**Description of the task:** All the data below goes into the copy word for word, but the pictures don't.

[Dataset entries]
★ ★ ★ ★

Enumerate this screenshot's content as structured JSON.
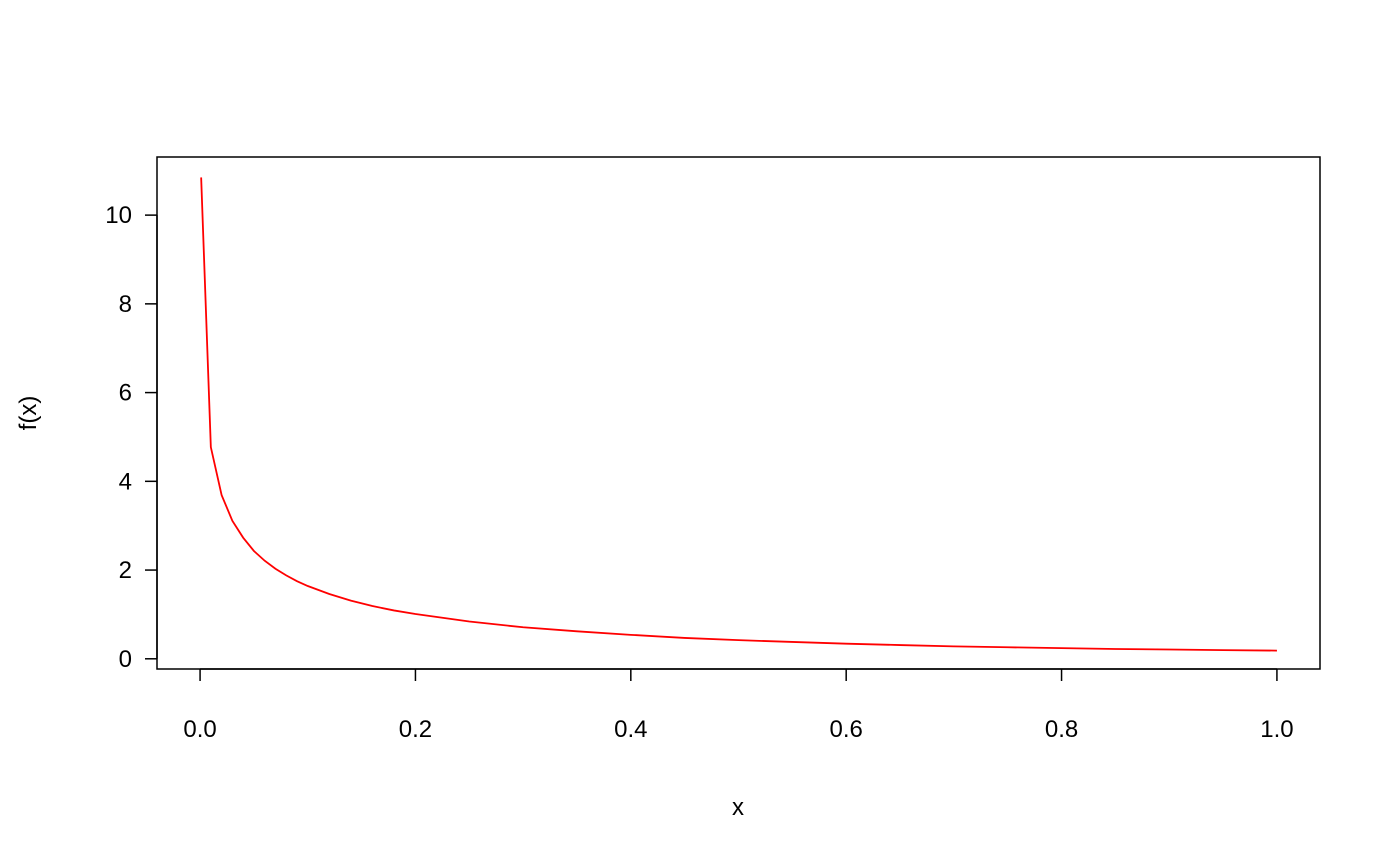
{
  "chart_data": {
    "type": "line",
    "title": "",
    "xlabel": "x",
    "ylabel": "f(x)",
    "xlim": [
      -0.04,
      1.04
    ],
    "ylim": [
      -0.23,
      11.31
    ],
    "x_ticks": [
      0.0,
      0.2,
      0.4,
      0.6,
      0.8,
      1.0
    ],
    "x_tick_labels": [
      "0.0",
      "0.2",
      "0.4",
      "0.6",
      "0.8",
      "1.0"
    ],
    "y_ticks": [
      0,
      2,
      4,
      6,
      8,
      10
    ],
    "y_tick_labels": [
      "0",
      "2",
      "4",
      "6",
      "8",
      "10"
    ],
    "grid": false,
    "series": [
      {
        "color": "#ff0000",
        "x": [
          0.001,
          0.01,
          0.02,
          0.03,
          0.04,
          0.05,
          0.06,
          0.07,
          0.08,
          0.09,
          0.1,
          0.12,
          0.14,
          0.16,
          0.18,
          0.2,
          0.25,
          0.3,
          0.35,
          0.4,
          0.45,
          0.5,
          0.55,
          0.6,
          0.65,
          0.7,
          0.75,
          0.8,
          0.85,
          0.9,
          0.95,
          1.0
        ],
        "y": [
          10.85,
          4.77,
          3.69,
          3.11,
          2.73,
          2.43,
          2.21,
          2.03,
          1.88,
          1.75,
          1.64,
          1.46,
          1.31,
          1.19,
          1.09,
          1.01,
          0.84,
          0.71,
          0.62,
          0.54,
          0.47,
          0.42,
          0.38,
          0.34,
          0.31,
          0.28,
          0.26,
          0.24,
          0.22,
          0.21,
          0.195,
          0.185
        ]
      }
    ]
  }
}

★ ★ ★ ★

**Solution for this task:**
Enumerate this screenshot's content as structured JSON.
{
  "chart_data": {
    "type": "line",
    "title": "",
    "xlabel": "x",
    "ylabel": "f(x)",
    "xlim": [
      -0.04,
      1.04
    ],
    "ylim": [
      -0.23,
      11.31
    ],
    "x_ticks": [
      0.0,
      0.2,
      0.4,
      0.6,
      0.8,
      1.0
    ],
    "x_tick_labels": [
      "0.0",
      "0.2",
      "0.4",
      "0.6",
      "0.8",
      "1.0"
    ],
    "y_ticks": [
      0,
      2,
      4,
      6,
      8,
      10
    ],
    "y_tick_labels": [
      "0",
      "2",
      "4",
      "6",
      "8",
      "10"
    ],
    "grid": false,
    "series": [
      {
        "color": "#ff0000",
        "x": [
          0.001,
          0.01,
          0.02,
          0.03,
          0.04,
          0.05,
          0.06,
          0.07,
          0.08,
          0.09,
          0.1,
          0.12,
          0.14,
          0.16,
          0.18,
          0.2,
          0.25,
          0.3,
          0.35,
          0.4,
          0.45,
          0.5,
          0.55,
          0.6,
          0.65,
          0.7,
          0.75,
          0.8,
          0.85,
          0.9,
          0.95,
          1.0
        ],
        "y": [
          10.85,
          4.77,
          3.69,
          3.11,
          2.73,
          2.43,
          2.21,
          2.03,
          1.88,
          1.75,
          1.64,
          1.46,
          1.31,
          1.19,
          1.09,
          1.01,
          0.84,
          0.71,
          0.62,
          0.54,
          0.47,
          0.42,
          0.38,
          0.34,
          0.31,
          0.28,
          0.26,
          0.24,
          0.22,
          0.21,
          0.195,
          0.185
        ]
      }
    ]
  }
}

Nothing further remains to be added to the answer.